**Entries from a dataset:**

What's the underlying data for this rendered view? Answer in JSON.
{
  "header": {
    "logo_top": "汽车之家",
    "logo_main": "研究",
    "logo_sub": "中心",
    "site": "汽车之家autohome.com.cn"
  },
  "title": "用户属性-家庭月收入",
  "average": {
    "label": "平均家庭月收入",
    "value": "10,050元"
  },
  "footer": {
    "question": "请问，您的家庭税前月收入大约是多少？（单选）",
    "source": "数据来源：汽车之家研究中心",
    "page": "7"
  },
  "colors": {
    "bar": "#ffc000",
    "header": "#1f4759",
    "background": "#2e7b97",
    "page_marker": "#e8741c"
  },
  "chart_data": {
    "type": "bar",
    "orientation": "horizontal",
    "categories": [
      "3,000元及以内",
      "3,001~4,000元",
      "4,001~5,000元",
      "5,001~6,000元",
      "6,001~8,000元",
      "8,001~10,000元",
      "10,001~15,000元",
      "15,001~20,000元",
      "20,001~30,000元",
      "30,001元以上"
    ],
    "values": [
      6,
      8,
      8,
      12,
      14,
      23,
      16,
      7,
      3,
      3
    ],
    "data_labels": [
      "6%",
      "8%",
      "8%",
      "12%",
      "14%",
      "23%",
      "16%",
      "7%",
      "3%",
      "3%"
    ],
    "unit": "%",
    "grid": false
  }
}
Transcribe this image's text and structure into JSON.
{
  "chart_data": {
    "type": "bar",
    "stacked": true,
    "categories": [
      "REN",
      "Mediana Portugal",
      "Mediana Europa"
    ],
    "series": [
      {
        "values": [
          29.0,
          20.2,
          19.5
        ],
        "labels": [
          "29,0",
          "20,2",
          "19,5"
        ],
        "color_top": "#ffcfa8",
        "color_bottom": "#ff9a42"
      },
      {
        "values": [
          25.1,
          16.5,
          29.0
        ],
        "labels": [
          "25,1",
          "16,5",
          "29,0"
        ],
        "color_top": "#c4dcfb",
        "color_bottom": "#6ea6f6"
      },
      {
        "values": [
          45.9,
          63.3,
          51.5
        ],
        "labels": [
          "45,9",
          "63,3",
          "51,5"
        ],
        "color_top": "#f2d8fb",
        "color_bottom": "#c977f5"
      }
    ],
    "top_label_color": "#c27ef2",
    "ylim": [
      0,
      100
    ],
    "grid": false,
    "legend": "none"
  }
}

**REQUIRED WORK:** Extract the entries above verbatim.

**ANSWER:**
What's the underlying data for this rendered view? Answer in JSON.
{
  "header": {
    "logo_top": "汽车之家",
    "logo_main": "研究",
    "logo_sub": "中心",
    "site": "汽车之家autohome.com.cn"
  },
  "title": "用户属性-家庭月收入",
  "average": {
    "label": "平均家庭月收入",
    "value": "10,050元"
  },
  "footer": {
    "question": "请问，您的家庭税前月收入大约是多少？（单选）",
    "source": "数据来源：汽车之家研究中心",
    "page": "7"
  },
  "colors": {
    "bar": "#ffc000",
    "header": "#1f4759",
    "background": "#2e7b97",
    "page_marker": "#e8741c"
  },
  "chart_data": {
    "type": "bar",
    "orientation": "horizontal",
    "categories": [
      "3,000元及以内",
      "3,001~4,000元",
      "4,001~5,000元",
      "5,001~6,000元",
      "6,001~8,000元",
      "8,001~10,000元",
      "10,001~15,000元",
      "15,001~20,000元",
      "20,001~30,000元",
      "30,001元以上"
    ],
    "values": [
      6,
      8,
      8,
      12,
      14,
      23,
      16,
      7,
      3,
      3
    ],
    "data_labels": [
      "6%",
      "8%",
      "8%",
      "12%",
      "14%",
      "23%",
      "16%",
      "7%",
      "3%",
      "3%"
    ],
    "unit": "%",
    "grid": false
  }
}
Transcribe this image's text and structure into JSON.
{
  "chart_data": {
    "type": "bar",
    "stacked": true,
    "categories": [
      "REN",
      "Mediana Portugal",
      "Mediana Europa"
    ],
    "series": [
      {
        "values": [
          29.0,
          20.2,
          19.5
        ],
        "labels": [
          "29,0",
          "20,2",
          "19,5"
        ],
        "color_top": "#ffcfa8",
        "color_bottom": "#ff9a42"
      },
      {
        "values": [
          25.1,
          16.5,
          29.0
        ],
        "labels": [
          "25,1",
          "16,5",
          "29,0"
        ],
        "color_top": "#c4dcfb",
        "color_bottom": "#6ea6f6"
      },
      {
        "values": [
          45.9,
          63.3,
          51.5
        ],
        "labels": [
          "45,9",
          "63,3",
          "51,5"
        ],
        "color_top": "#f2d8fb",
        "color_bottom": "#c977f5"
      }
    ],
    "top_label_color": "#c27ef2",
    "ylim": [
      0,
      100
    ],
    "grid": false,
    "legend": "none"
  }
}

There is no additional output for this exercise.